## start Excerpted records

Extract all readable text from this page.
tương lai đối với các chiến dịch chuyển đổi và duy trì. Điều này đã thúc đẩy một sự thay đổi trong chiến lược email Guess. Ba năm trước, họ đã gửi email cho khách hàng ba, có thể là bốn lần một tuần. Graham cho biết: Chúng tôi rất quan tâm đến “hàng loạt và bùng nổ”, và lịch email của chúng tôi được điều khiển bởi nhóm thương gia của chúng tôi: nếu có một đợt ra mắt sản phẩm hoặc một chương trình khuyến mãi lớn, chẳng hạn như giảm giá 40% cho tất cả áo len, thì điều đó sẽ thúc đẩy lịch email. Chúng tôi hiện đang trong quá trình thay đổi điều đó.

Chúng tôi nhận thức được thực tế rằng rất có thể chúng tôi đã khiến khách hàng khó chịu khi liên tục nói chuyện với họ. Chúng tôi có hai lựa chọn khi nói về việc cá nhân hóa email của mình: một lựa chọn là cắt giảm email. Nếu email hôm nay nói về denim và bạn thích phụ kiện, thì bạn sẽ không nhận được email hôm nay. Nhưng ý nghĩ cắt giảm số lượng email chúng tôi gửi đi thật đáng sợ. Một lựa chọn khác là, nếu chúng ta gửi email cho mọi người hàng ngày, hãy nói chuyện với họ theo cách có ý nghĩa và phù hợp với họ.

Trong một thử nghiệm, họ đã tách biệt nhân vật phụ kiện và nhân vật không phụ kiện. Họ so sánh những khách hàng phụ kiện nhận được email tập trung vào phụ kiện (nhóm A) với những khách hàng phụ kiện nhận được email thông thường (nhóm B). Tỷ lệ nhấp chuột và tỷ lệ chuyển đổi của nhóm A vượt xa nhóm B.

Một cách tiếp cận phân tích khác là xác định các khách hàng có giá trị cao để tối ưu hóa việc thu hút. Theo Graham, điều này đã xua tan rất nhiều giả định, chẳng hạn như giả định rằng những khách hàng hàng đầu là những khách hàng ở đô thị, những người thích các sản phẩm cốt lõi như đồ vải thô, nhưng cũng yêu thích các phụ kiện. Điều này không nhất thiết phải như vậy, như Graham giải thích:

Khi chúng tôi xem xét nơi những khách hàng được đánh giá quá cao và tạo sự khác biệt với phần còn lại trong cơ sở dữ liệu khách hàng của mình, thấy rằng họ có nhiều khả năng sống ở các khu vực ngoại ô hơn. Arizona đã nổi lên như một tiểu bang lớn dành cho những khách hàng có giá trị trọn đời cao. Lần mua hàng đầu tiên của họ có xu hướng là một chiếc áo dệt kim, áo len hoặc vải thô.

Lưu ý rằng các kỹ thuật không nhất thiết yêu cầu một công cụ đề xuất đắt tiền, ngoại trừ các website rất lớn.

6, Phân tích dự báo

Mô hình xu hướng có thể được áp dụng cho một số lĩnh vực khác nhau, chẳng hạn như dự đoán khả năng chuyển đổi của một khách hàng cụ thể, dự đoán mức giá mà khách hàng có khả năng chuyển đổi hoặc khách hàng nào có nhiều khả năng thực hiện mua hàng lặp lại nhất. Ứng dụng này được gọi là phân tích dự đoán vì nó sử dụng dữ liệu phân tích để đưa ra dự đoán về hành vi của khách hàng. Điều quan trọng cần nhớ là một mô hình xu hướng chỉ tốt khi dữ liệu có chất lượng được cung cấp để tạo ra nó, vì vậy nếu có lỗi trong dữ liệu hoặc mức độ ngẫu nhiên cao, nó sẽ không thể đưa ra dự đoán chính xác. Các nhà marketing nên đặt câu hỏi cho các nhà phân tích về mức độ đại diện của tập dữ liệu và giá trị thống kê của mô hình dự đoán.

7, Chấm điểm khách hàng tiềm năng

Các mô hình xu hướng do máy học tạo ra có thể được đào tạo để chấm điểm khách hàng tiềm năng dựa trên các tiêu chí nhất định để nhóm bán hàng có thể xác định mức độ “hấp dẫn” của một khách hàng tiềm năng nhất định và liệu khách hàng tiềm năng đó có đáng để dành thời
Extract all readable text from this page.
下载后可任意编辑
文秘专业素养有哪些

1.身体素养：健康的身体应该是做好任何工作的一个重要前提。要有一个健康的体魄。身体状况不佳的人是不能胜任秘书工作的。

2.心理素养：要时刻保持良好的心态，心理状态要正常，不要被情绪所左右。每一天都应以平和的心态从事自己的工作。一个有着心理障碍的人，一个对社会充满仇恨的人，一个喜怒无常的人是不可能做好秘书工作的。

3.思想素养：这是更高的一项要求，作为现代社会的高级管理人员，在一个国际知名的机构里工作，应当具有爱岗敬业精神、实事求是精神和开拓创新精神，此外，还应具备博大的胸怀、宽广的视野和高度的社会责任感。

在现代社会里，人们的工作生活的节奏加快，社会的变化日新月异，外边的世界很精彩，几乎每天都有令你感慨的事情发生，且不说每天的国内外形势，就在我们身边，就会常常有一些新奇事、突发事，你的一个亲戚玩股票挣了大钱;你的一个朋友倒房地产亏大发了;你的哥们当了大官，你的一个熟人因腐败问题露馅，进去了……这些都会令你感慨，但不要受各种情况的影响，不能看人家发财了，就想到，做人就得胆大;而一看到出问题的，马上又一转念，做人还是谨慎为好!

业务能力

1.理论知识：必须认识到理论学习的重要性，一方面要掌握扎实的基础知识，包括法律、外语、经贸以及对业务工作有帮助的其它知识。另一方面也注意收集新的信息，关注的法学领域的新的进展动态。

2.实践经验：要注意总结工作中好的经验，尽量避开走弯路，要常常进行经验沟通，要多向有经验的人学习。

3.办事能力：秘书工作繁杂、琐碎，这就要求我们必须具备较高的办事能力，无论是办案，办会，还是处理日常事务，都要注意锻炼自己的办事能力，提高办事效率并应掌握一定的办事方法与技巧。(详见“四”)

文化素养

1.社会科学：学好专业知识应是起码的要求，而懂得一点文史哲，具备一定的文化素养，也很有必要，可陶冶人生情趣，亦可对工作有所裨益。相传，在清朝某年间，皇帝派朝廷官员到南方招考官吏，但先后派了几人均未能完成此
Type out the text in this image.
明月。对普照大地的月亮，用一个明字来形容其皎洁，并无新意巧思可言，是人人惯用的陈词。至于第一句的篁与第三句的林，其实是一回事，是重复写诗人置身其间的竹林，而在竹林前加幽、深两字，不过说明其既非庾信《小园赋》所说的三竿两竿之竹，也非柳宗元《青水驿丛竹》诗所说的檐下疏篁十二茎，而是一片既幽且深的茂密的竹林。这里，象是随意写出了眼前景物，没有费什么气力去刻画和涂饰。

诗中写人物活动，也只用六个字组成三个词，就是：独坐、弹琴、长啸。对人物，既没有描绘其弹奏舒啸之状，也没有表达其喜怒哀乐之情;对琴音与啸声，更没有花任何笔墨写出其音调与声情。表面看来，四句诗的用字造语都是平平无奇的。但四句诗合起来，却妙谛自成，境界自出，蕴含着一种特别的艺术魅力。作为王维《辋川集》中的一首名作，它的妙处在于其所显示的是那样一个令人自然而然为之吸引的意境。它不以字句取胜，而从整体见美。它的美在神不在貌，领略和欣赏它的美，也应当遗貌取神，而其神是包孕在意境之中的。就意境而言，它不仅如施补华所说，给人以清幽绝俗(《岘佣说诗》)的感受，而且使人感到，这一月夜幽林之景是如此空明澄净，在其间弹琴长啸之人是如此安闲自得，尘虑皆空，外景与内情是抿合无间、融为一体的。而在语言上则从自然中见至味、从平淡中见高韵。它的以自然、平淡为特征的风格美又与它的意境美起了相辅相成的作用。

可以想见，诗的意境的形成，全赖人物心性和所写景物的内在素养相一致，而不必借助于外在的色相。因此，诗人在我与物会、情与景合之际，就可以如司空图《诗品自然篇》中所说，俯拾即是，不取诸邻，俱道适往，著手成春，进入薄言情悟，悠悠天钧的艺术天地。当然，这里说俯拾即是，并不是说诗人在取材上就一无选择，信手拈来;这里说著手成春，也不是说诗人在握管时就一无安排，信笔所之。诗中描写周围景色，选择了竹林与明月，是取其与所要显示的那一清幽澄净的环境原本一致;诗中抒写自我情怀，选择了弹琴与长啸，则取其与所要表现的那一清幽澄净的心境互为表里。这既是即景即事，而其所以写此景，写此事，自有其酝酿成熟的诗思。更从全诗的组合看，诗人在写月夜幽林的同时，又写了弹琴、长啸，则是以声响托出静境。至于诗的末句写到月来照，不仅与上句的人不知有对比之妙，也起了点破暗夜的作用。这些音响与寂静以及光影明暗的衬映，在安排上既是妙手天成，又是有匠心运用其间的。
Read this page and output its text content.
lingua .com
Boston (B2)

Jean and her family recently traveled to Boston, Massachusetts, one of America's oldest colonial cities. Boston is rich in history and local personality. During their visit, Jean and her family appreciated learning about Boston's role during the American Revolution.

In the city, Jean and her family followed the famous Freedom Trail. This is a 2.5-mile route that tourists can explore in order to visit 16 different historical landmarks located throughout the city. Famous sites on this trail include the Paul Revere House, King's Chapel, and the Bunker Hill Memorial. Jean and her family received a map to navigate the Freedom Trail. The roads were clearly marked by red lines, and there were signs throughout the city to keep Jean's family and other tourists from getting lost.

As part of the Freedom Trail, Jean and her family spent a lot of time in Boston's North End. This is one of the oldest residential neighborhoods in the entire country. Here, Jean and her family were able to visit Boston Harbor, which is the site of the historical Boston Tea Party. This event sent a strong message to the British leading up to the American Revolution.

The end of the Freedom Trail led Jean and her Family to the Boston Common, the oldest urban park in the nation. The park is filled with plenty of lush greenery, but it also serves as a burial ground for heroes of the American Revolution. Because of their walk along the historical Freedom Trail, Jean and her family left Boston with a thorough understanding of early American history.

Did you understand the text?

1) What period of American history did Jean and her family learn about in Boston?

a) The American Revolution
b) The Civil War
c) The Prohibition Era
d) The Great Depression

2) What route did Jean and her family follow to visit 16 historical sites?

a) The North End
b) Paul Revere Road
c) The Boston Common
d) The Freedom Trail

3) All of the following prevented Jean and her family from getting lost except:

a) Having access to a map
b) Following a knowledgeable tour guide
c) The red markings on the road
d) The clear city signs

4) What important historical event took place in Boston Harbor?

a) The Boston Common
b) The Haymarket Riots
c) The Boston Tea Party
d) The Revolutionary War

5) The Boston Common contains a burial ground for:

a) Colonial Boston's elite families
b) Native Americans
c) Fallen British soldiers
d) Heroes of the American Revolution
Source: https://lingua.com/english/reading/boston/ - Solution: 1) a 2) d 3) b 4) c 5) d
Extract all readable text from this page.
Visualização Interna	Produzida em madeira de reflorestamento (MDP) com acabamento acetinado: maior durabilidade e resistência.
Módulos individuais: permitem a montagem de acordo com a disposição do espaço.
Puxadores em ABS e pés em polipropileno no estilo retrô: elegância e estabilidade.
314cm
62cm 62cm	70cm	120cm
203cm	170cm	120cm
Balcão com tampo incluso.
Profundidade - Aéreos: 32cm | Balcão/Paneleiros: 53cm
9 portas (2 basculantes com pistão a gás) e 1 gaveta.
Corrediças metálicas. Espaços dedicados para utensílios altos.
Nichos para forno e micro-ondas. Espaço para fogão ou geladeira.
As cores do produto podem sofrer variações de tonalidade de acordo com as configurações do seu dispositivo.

## end Excerpted records

Goal
Search the records for the word "What". Copy every line that has it.

Result of the exercise
1) What period of American history did Jean and her family learn about in Boston?
2) What route did Jean and her family follow to visit 16 historical sites?
4) What important historical event took place in Boston Harbor?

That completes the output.